- **Directive**:
Print the entries in full, word for word, but not the pictures.

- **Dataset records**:
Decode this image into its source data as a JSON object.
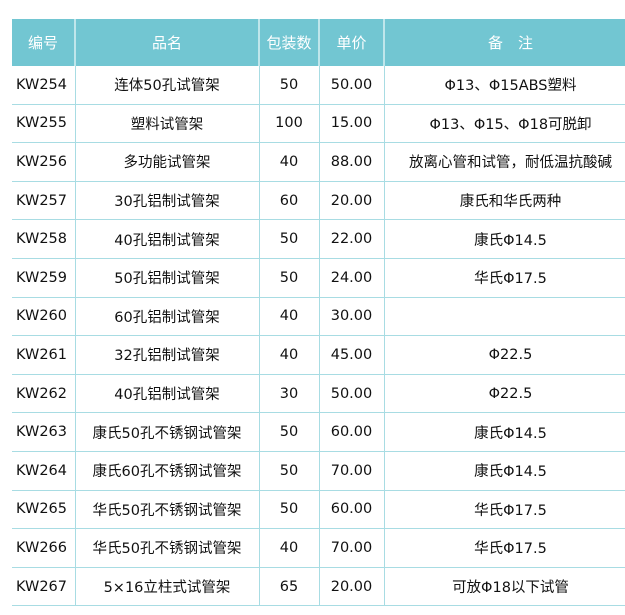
{
  "table": {
    "headers": [
      "编号",
      "品名",
      "包装数",
      "单价",
      "备　注"
    ],
    "rows": [
      [
        "KW254",
        "连体50孔试管架",
        "50",
        "50.00",
        "Φ13、Φ15ABS塑料"
      ],
      [
        "KW255",
        "塑料试管架",
        "100",
        "15.00",
        "Φ13、Φ15、Φ18可脱卸"
      ],
      [
        "KW256",
        "多功能试管架",
        "40",
        "88.00",
        "放离心管和试管，耐低温抗酸碱"
      ],
      [
        "KW257",
        "30孔铝制试管架",
        "60",
        "20.00",
        "康氏和华氏两种"
      ],
      [
        "KW258",
        "40孔铝制试管架",
        "50",
        "22.00",
        "康氏Φ14.5"
      ],
      [
        "KW259",
        "50孔铝制试管架",
        "50",
        "24.00",
        "华氏Φ17.5"
      ],
      [
        "KW260",
        "60孔铝制试管架",
        "40",
        "30.00",
        ""
      ],
      [
        "KW261",
        "32孔铝制试管架",
        "40",
        "45.00",
        "Φ22.5"
      ],
      [
        "KW262",
        "40孔铝制试管架",
        "30",
        "50.00",
        "Φ22.5"
      ],
      [
        "KW263",
        "康氏50孔不锈钢试管架",
        "50",
        "60.00",
        "康氏Φ14.5"
      ],
      [
        "KW264",
        "康氏60孔不锈钢试管架",
        "50",
        "70.00",
        "康氏Φ14.5"
      ],
      [
        "KW265",
        "华氏50孔不锈钢试管架",
        "50",
        "60.00",
        "华氏Φ17.5"
      ],
      [
        "KW266",
        "华氏50孔不锈钢试管架",
        "40",
        "70.00",
        "华氏Φ17.5"
      ],
      [
        "KW267",
        "5×16立柱式试管架",
        "65",
        "20.00",
        "可放Φ18以下试管"
      ]
    ]
  },
  "colors": {
    "header": "#72c6d2",
    "border": "#a8dce3"
  }
}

- **Response to this exercise**:
Decode this image into its source data as a JSON object.
{
  "table": {
    "headers": [
      "编号",
      "品名",
      "包装数",
      "单价",
      "备　注"
    ],
    "rows": [
      [
        "KW254",
        "连体50孔试管架",
        "50",
        "50.00",
        "Φ13、Φ15ABS塑料"
      ],
      [
        "KW255",
        "塑料试管架",
        "100",
        "15.00",
        "Φ13、Φ15、Φ18可脱卸"
      ],
      [
        "KW256",
        "多功能试管架",
        "40",
        "88.00",
        "放离心管和试管，耐低温抗酸碱"
      ],
      [
        "KW257",
        "30孔铝制试管架",
        "60",
        "20.00",
        "康氏和华氏两种"
      ],
      [
        "KW258",
        "40孔铝制试管架",
        "50",
        "22.00",
        "康氏Φ14.5"
      ],
      [
        "KW259",
        "50孔铝制试管架",
        "50",
        "24.00",
        "华氏Φ17.5"
      ],
      [
        "KW260",
        "60孔铝制试管架",
        "40",
        "30.00",
        ""
      ],
      [
        "KW261",
        "32孔铝制试管架",
        "40",
        "45.00",
        "Φ22.5"
      ],
      [
        "KW262",
        "40孔铝制试管架",
        "30",
        "50.00",
        "Φ22.5"
      ],
      [
        "KW263",
        "康氏50孔不锈钢试管架",
        "50",
        "60.00",
        "康氏Φ14.5"
      ],
      [
        "KW264",
        "康氏60孔不锈钢试管架",
        "50",
        "70.00",
        "康氏Φ14.5"
      ],
      [
        "KW265",
        "华氏50孔不锈钢试管架",
        "50",
        "60.00",
        "华氏Φ17.5"
      ],
      [
        "KW266",
        "华氏50孔不锈钢试管架",
        "40",
        "70.00",
        "华氏Φ17.5"
      ],
      [
        "KW267",
        "5×16立柱式试管架",
        "65",
        "20.00",
        "可放Φ18以下试管"
      ]
    ]
  },
  "colors": {
    "header": "#72c6d2",
    "border": "#a8dce3"
  }
}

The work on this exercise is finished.